_SHORT TASK:_ Below are entries to be transcribed exactly; exclude the pictures from the copy.

_A run of records:_
** Start **
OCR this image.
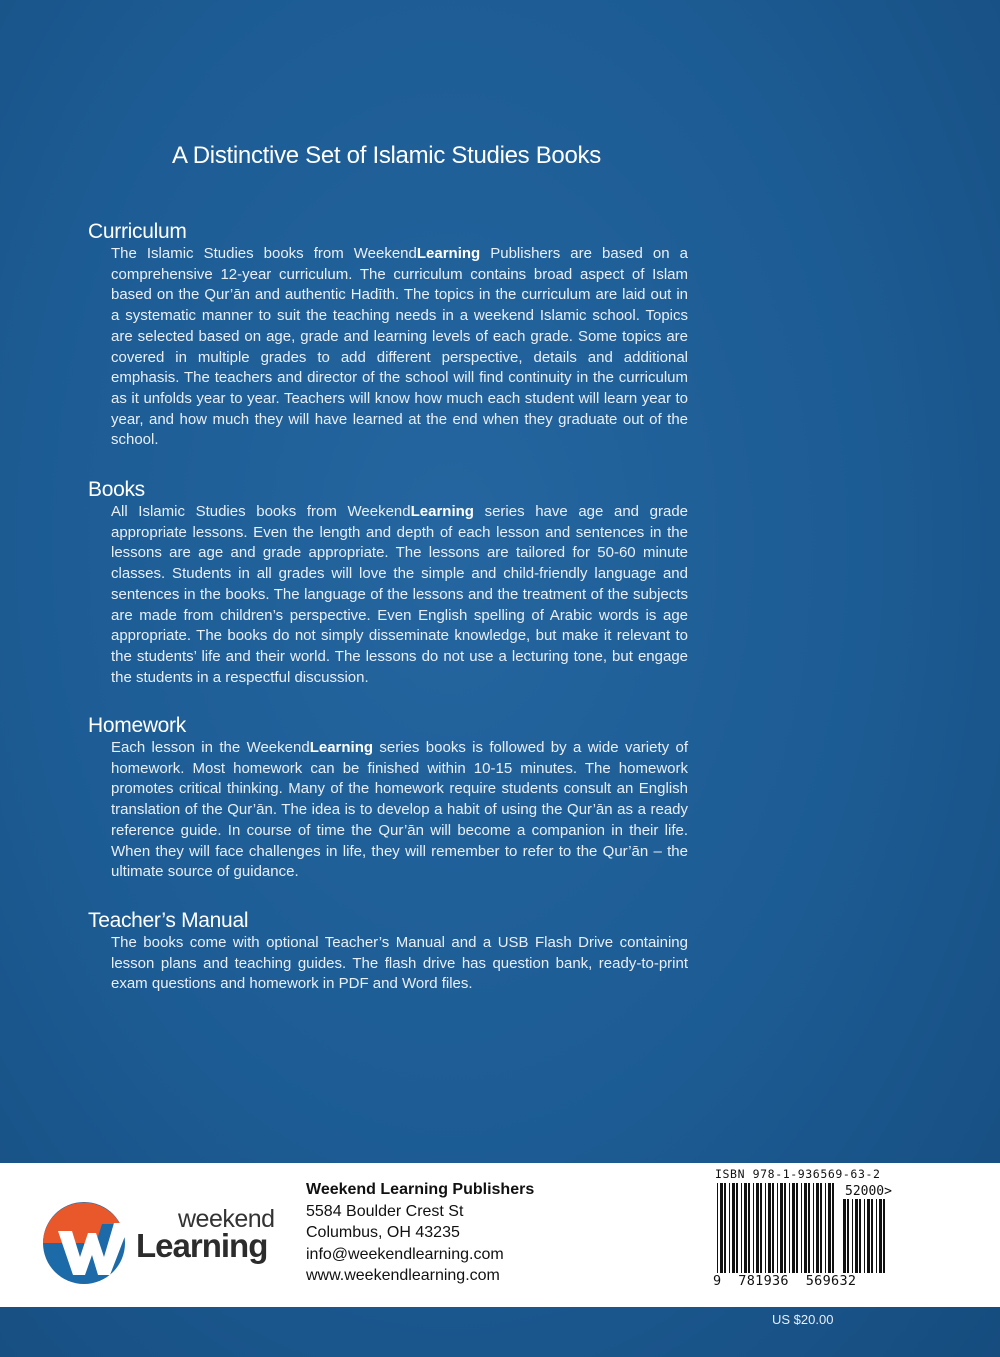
A Distinctive Set of Islamic Studies Books
Curriculum

The Islamic Studies books from WeekendLearning Publishers are based on a comprehensive 12-year curriculum. The curriculum contains broad aspect of Islam based on the Qur’ān and authentic Hadīth. The topics in the curriculum are laid out in a systematic manner to suit the teaching needs in a weekend Islamic school. Topics are selected based on age, grade and learning levels of each grade. Some topics are covered in multiple grades to add different perspective, details and additional emphasis. The teachers and director of the school will find continuity in the curriculum as it unfolds year to year. Teachers will know how much each student will learn year to year, and how much they will have learned at the end when they graduate out of the school.

Books

All Islamic Studies books from WeekendLearning series have age and grade appropriate lessons. Even the length and depth of each lesson and sentences in the lessons are age and grade appropriate. The lessons are tailored for 50-60 minute classes. Students in all grades will love the simple and child-friendly language and sentences in the books. The language of the lessons and the treatment of the subjects are made from children’s perspective. Even English spelling of Arabic words is age appropriate. The books do not simply disseminate knowledge, but make it relevant to the students’ life and their world. The lessons do not use a lecturing tone, but engage the students in a respectful discussion.

Homework

Each lesson in the WeekendLearning series books is followed by a wide variety of homework. Most homework can be finished within 10-15 minutes. The homework promotes critical thinking. Many of the homework require students consult an English translation of the Qur’ān. The idea is to develop a habit of using the Qur’ān as a ready reference guide. In course of time the Qur’ān will become a companion in their life. When they will face challenges in life, they will remember to refer to the Qur’ān – the ultimate source of guidance.

Teacher’s Manual

The books come with optional Teacher’s Manual and a USB Flash Drive containing lesson plans and teaching guides. The flash drive has question bank, ready-to-print exam questions and homework in PDF and Word files.

weekend
Learning
Weekend Learning Publishers
5584 Boulder Crest St
Columbus, OH 43235
info@weekendlearning.com
www.weekendlearning.com
ISBN 978-1-936569-63-2
52000>
9 781936 569632
US $20.00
** End **
_FINAL RESULT:_
OCR this image.
A Distinctive Set of Islamic Studies Books
Curriculum

The Islamic Studies books from WeekendLearning Publishers are based on a comprehensive 12-year curriculum. The curriculum contains broad aspect of Islam based on the Qur’ān and authentic Hadīth. The topics in the curriculum are laid out in a systematic manner to suit the teaching needs in a weekend Islamic school. Topics are selected based on age, grade and learning levels of each grade. Some topics are covered in multiple grades to add different perspective, details and additional emphasis. The teachers and director of the school will find continuity in the curriculum as it unfolds year to year. Teachers will know how much each student will learn year to year, and how much they will have learned at the end when they graduate out of the school.

Books

All Islamic Studies books from WeekendLearning series have age and grade appropriate lessons. Even the length and depth of each lesson and sentences in the lessons are age and grade appropriate. The lessons are tailored for 50-60 minute classes. Students in all grades will love the simple and child-friendly language and sentences in the books. The language of the lessons and the treatment of the subjects are made from children’s perspective. Even English spelling of Arabic words is age appropriate. The books do not simply disseminate knowledge, but make it relevant to the students’ life and their world. The lessons do not use a lecturing tone, but engage the students in a respectful discussion.

Homework

Each lesson in the WeekendLearning series books is followed by a wide variety of homework. Most homework can be finished within 10-15 minutes. The homework promotes critical thinking. Many of the homework require students consult an English translation of the Qur’ān. The idea is to develop a habit of using the Qur’ān as a ready reference guide. In course of time the Qur’ān will become a companion in their life. When they will face challenges in life, they will remember to refer to the Qur’ān – the ultimate source of guidance.

Teacher’s Manual

The books come with optional Teacher’s Manual and a USB Flash Drive containing lesson plans and teaching guides. The flash drive has question bank, ready-to-print exam questions and homework in PDF and Word files.

weekend
Learning
Weekend Learning Publishers
5584 Boulder Crest St
Columbus, OH 43235
info@weekendlearning.com
www.weekendlearning.com
ISBN 978-1-936569-63-2
52000>
9 781936 569632
US $20.00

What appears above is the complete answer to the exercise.